Search the listing below for the word "number" and copy each line that holds it.
==== Data lines
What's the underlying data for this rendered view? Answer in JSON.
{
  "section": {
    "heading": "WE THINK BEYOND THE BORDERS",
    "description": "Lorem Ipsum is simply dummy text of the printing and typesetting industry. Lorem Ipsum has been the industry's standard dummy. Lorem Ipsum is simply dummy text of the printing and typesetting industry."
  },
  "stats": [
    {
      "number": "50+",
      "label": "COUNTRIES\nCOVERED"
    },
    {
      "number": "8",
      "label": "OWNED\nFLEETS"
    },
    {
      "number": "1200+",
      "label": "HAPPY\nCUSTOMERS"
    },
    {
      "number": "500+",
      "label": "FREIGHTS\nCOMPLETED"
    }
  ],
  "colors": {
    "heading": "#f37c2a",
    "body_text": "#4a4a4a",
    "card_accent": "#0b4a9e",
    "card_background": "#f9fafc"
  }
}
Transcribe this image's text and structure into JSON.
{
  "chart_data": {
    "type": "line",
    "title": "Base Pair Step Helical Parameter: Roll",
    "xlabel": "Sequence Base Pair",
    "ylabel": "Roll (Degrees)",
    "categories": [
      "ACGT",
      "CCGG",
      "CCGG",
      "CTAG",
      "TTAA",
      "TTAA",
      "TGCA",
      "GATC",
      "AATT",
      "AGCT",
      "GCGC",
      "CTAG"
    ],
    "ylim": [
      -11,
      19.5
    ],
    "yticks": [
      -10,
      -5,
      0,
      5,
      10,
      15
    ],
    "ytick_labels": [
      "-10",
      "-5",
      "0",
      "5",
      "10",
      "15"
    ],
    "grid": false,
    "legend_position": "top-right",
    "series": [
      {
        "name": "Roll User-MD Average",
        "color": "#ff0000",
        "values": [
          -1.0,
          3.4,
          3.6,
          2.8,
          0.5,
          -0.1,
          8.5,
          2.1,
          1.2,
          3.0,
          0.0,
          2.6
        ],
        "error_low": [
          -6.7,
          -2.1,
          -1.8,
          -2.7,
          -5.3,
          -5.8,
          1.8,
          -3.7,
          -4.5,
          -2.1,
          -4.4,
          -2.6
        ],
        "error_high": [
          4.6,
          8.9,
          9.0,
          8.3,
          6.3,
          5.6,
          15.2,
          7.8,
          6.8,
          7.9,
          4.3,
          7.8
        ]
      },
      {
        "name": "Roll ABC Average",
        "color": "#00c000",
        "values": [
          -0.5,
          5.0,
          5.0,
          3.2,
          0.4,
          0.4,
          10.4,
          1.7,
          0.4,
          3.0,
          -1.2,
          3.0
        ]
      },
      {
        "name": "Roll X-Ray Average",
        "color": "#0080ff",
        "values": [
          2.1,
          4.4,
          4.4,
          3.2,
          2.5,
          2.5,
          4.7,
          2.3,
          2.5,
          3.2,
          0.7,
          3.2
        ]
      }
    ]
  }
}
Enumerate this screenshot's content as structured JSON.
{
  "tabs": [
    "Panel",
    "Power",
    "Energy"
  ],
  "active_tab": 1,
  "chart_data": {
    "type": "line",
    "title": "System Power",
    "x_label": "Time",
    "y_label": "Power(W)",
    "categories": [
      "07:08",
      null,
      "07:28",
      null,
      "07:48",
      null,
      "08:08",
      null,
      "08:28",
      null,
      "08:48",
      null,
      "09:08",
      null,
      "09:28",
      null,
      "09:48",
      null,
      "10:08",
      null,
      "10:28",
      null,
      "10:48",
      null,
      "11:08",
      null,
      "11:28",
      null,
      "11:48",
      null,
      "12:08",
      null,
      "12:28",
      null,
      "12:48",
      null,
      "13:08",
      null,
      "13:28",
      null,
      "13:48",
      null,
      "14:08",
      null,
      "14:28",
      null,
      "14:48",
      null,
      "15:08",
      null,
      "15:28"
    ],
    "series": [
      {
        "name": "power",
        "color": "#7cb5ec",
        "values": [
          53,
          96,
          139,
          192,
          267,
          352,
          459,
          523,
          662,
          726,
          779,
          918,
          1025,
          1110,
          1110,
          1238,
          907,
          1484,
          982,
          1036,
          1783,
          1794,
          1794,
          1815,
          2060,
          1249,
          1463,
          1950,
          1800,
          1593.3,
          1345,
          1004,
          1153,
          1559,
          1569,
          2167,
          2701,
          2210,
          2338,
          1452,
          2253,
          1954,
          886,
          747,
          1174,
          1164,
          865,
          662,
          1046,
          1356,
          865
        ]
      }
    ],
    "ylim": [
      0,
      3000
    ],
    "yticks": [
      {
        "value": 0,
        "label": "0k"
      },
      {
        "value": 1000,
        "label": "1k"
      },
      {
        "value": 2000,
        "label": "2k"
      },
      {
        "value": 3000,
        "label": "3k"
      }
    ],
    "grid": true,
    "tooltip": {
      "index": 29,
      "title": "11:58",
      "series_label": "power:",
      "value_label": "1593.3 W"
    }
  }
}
========
### Output below:
      "number": "50+",
      "number": "8",
      "number": "1200+",
      "number": "500+",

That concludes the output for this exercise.